--- start Provided records ---
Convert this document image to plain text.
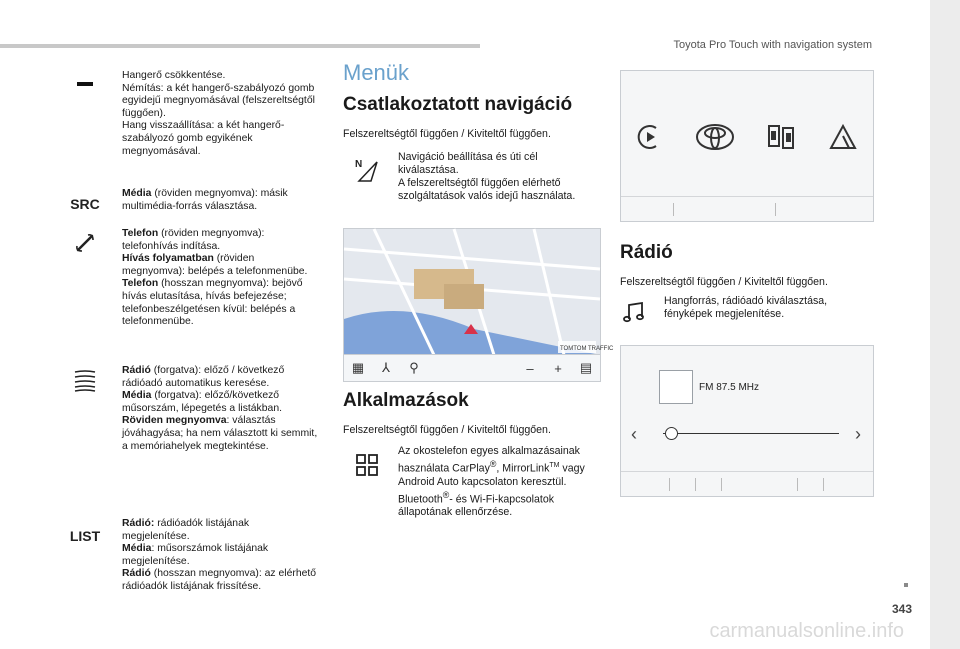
Toyota Pro Touch with navigation system
343
carmanualsonline.info
Hangerő csökkentése.
Némítás: a két hangerő-szabályozó gomb egyidejű megnyomásával (felszereltségtől függően).
Hang visszaállítása: a két hangerő-szabályozó gomb egyikének megnyomásával.
SRC
Média (röviden megnyomva): másik multimédia-forrás választása.
Telefon (röviden megnyomva): telefonhívás indítása.
Hívás folyamatban (röviden megnyomva): belépés a telefonmenübe.
Telefon (hosszan megnyomva): bejövő hívás elutasítása, hívás befejezése; telefonbeszélgetésen kívül: belépés a telefonmenübe.
Rádió (forgatva): előző / következő rádióadó automatikus keresése.
Média (forgatva): előző/következő műsorszám, lépegetés a listákban.
Röviden megnyomva: választás jóváhagyása; ha nem választott ki semmit, a memóriahelyek megtekintése.
LIST
Rádió: rádióadók listájának megjelenítése.
Média: műsorszámok listájának megjelenítése.
Rádió (hosszan megnyomva): az elérhető rádióadók listájának frissítése.
Menük
Csatlakoztatott navigáció
Felszereltségtől függően / Kiviteltől függően.
N
Navigáció beállítása és úti cél kiválasztása.
A felszereltségtől függően elérhető szolgáltatások valós idejű használata.
TOMTOM TRAFFIC
▦	⅄	⚲	–	+	▤
Alkalmazások
Felszereltségtől függően / Kiviteltől függően.
Az okostelefon egyes alkalmazásainak használata CarPlay®, MirrorLink™ vagy Android Auto kapcsolaton keresztül.
Bluetooth®- és Wi-Fi-kapcsolatok állapotának ellenőrzése.
Rádió
Felszereltségtől függően / Kiviteltől függően.
Hangforrás, rádióadó kiválasztása, fényképek megjelenítése.
FM 87.5 MHz
‹	›
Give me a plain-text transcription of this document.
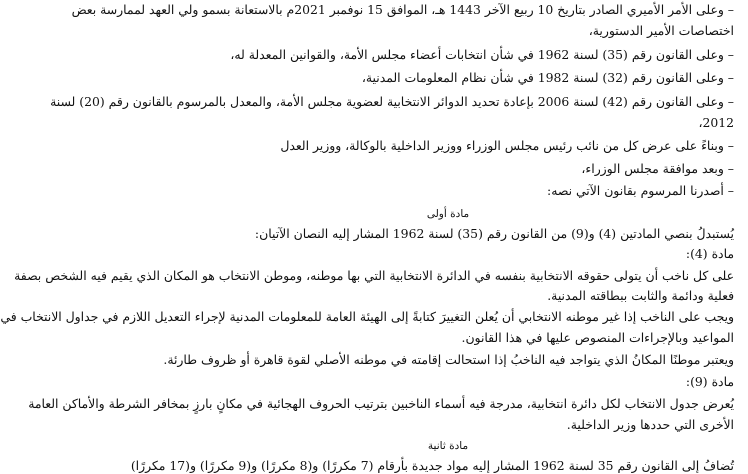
– وعلى الأمر الأميري الصادر بتاريخ 10 ربيع الآخر 1443 هـ، الموافق 15 نوفمبر 2021م بالاستعانة بسمو ولي العهد لممارسة بعض
اختصاصات الأمير الدستورية،
– وعلى القانون رقم (35) لسنة 1962 في شأن انتخابات أعضاء مجلس الأمة، والقوانين المعدلة له،
– وعلى القانون رقم (32) لسنة 1982 في شأن نظام المعلومات المدنية،
– وعلى القانون رقم (42) لسنة 2006 بإعادة تحديد الدوائر الانتخابية لعضوية مجلس الأمة، والمعدل بالمرسوم بالقانون رقم (20) لسنة
2012،
– وبناءً على عرض كل من نائب رئيس مجلس الوزراء ووزير الداخلية بالوكالة، ووزير العدل
– وبعد موافقة مجلس الوزراء،
– أصدرنا المرسوم بقانون الآتي نصه:
مادة أولى
يُستبدلُ بنصي المادتين (4) و(9) من القانون رقم (35) لسنة 1962 المشار إليه النصان الآتيان:
مادة (4):
على كل ناخب أن يتولى حقوقه الانتخابية بنفسه في الدائرة الانتخابية التي بها موطنه، وموطن الانتخاب هو المكان الذي يقيم فيه الشخص بصفة
فعلية ودائمة والثابت ببطاقته المدنية.
ويجب على الناخب إذا غير موطنه الانتخابي أن يُعلن التغييرَ كتابةً إلى الهيئة العامة للمعلومات المدنية لإجراء التعديل اللازم في جداول الانتخاب في
المواعيد وبالإجراءات المنصوص عليها في هذا القانون.
ويعتبر موطنًا المكانُ الذي يتواجد فيه الناخبُ إذا استحالت إقامته في موطنه الأصلي لقوة قاهرة أو ظروف طارئة.
مادة (9):
يُعرض جدول الانتخاب لكل دائرة انتخابية، مدرجة فيه أسماء الناخبين بترتيب الحروف الهجائية في مكانٍ بارزٍ بمخافر الشرطة والأماكن العامة
الأخرى التي حددها وزير الداخلية.
مادة ثانية
تُضافُ إلى القانون رقم 35 لسنة 1962 المشار إليه مواد جديدة بأرقام (7 مكررًا) و(8 مكررًا) و(9 مكررًا) و(17 مكررًا)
--- end Provided records ---
Exercise description.
Each line that holds the string "document" counts once; give the total and nothing else.

The solution.
2